### [EXERCISE GOAL]
Copy out every line in the entries below that includes "Special".

### [SUPPLIED MATERIAL]

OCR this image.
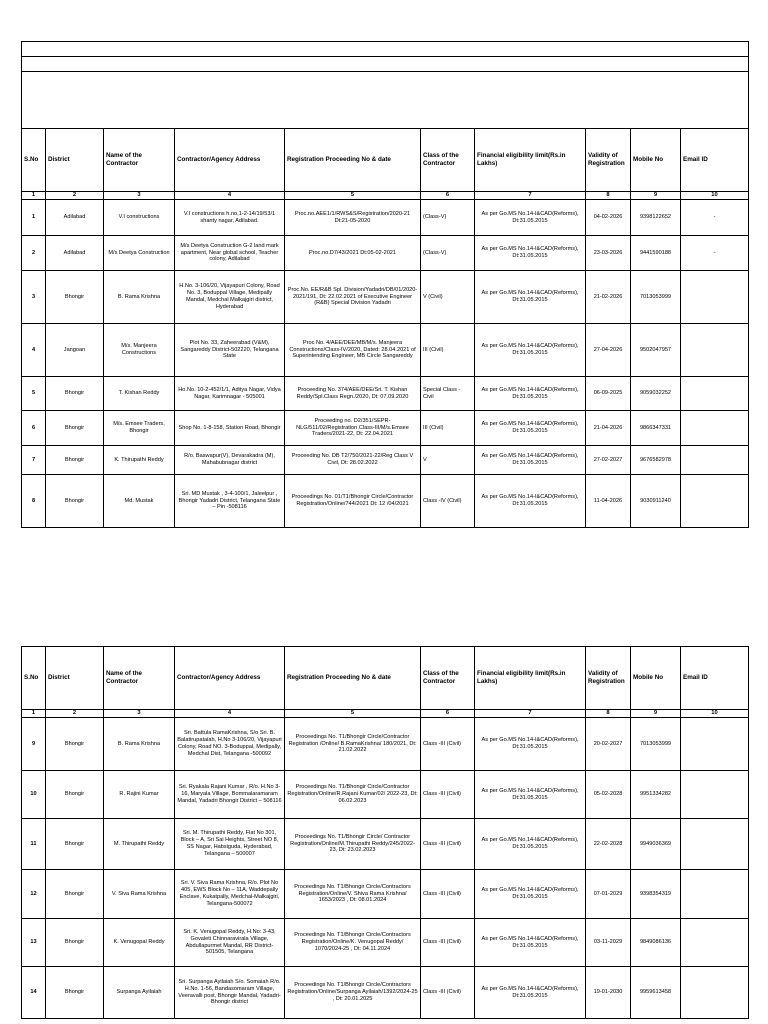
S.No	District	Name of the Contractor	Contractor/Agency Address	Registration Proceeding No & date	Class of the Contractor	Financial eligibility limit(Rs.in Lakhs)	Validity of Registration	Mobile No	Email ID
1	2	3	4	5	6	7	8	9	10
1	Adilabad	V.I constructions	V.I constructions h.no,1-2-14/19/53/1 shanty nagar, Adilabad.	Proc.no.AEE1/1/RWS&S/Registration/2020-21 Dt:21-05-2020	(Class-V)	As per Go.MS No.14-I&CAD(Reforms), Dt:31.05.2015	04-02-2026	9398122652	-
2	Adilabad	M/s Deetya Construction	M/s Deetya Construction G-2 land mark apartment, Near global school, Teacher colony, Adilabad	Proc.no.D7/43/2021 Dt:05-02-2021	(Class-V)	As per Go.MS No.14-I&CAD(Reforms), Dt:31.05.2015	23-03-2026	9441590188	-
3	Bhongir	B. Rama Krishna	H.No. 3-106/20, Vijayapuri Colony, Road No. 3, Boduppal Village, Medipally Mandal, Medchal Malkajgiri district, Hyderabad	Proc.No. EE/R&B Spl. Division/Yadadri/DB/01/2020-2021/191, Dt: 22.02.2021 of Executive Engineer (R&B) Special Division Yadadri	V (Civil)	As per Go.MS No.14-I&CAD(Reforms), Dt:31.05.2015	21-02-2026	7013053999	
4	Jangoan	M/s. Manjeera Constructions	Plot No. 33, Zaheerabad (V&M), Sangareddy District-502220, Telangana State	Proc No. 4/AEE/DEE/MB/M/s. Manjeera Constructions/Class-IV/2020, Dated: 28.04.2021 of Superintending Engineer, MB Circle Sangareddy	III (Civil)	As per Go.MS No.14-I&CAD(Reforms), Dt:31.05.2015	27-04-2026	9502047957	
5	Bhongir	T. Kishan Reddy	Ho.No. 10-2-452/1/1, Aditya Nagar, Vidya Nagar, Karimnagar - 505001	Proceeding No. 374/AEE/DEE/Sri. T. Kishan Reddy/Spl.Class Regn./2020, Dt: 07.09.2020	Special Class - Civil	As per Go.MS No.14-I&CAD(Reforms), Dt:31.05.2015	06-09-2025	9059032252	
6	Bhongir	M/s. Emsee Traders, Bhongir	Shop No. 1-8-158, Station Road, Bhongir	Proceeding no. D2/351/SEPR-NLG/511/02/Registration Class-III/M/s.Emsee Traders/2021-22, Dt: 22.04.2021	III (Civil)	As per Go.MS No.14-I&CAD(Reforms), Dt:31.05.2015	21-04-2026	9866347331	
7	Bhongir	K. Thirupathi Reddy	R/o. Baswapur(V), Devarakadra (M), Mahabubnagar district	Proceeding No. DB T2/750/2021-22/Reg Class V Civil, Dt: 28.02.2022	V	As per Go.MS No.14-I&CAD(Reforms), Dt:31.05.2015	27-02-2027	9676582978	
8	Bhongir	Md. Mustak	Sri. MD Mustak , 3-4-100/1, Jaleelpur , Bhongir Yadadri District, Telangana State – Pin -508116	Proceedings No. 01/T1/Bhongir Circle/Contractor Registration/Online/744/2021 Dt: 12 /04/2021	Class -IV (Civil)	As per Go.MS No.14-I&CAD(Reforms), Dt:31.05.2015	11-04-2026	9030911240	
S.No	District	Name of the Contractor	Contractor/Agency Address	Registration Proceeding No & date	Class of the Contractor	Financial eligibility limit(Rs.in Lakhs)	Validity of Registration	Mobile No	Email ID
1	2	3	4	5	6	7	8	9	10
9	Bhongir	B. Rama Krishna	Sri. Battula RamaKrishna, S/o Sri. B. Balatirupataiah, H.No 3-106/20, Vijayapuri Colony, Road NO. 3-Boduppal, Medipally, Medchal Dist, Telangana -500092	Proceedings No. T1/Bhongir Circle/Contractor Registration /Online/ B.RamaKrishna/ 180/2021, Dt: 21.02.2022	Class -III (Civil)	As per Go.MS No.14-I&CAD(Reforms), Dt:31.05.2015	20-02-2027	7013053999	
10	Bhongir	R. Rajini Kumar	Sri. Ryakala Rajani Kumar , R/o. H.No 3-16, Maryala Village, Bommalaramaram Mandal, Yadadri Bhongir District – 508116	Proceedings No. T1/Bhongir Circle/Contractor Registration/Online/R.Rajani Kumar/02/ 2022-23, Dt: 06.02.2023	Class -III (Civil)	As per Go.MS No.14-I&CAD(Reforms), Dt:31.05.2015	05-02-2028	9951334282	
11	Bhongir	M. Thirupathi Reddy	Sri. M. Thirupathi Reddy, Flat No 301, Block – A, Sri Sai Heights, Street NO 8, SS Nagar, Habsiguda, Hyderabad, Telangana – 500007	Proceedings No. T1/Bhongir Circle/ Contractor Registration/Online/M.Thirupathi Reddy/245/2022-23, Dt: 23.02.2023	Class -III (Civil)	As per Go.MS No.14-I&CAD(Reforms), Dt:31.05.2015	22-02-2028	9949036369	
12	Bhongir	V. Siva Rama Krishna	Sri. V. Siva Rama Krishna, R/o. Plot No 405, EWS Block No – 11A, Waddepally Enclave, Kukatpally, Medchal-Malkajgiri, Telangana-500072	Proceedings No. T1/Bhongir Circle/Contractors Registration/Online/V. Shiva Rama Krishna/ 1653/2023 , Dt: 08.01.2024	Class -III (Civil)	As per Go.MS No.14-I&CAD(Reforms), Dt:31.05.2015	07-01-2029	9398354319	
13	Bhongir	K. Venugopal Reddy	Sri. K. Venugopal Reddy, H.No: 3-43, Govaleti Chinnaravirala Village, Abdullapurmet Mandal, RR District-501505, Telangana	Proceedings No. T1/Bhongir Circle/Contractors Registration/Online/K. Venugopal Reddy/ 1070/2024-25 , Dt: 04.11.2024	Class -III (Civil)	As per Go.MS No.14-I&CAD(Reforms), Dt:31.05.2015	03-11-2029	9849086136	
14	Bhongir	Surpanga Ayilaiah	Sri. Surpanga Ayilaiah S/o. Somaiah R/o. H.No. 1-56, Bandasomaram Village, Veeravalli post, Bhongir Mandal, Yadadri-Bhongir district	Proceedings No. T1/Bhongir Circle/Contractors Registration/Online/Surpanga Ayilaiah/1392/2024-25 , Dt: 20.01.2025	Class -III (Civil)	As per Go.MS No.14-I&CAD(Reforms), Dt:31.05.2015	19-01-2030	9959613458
---
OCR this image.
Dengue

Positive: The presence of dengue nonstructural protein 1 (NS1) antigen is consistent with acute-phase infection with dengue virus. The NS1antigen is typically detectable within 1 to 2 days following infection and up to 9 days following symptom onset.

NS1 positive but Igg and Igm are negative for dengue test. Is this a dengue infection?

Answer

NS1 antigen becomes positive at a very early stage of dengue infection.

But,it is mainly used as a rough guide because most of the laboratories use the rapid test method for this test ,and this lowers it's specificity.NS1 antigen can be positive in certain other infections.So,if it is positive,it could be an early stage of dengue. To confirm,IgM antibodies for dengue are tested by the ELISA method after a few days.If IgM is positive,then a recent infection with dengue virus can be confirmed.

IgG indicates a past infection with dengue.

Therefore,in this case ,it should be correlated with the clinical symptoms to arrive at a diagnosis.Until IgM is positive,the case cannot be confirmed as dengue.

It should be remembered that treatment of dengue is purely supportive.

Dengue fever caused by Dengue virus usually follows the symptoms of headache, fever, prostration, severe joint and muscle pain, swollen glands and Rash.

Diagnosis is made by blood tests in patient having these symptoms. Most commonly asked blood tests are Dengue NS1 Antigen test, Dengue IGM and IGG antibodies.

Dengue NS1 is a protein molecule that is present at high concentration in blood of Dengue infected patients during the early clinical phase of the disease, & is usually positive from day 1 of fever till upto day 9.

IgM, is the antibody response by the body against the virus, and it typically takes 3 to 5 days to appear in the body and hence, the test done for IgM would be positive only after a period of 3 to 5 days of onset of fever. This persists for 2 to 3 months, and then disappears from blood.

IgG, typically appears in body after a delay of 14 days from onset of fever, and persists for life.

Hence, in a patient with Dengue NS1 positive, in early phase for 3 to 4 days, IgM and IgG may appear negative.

### [SOLUTION]
3	Bhongir	B. Rama Krishna	H.No. 3-106/20, Vijayapuri Colony, Road No. 3, Boduppal Village, Medipally Mandal, Medchal Malkajgiri district, Hyderabad	Proc.No. EE/R&B Spl. Division/Yadadri/DB/01/2020-2021/191, Dt: 22.02.2021 of Executive Engineer (R&B) Special Division Yadadri	V (Civil)	As per Go.MS No.14-I&CAD(Reforms), Dt:31.05.2015	21-02-2026	7013053999	
5	Bhongir	T. Kishan Reddy	Ho.No. 10-2-452/1/1, Aditya Nagar, Vidya Nagar, Karimnagar - 505001	Proceeding No. 374/AEE/DEE/Sri. T. Kishan Reddy/Spl.Class Regn./2020, Dt: 07.09.2020	Special Class - Civil	As per Go.MS No.14-I&CAD(Reforms), Dt:31.05.2015	06-09-2025	9059032252	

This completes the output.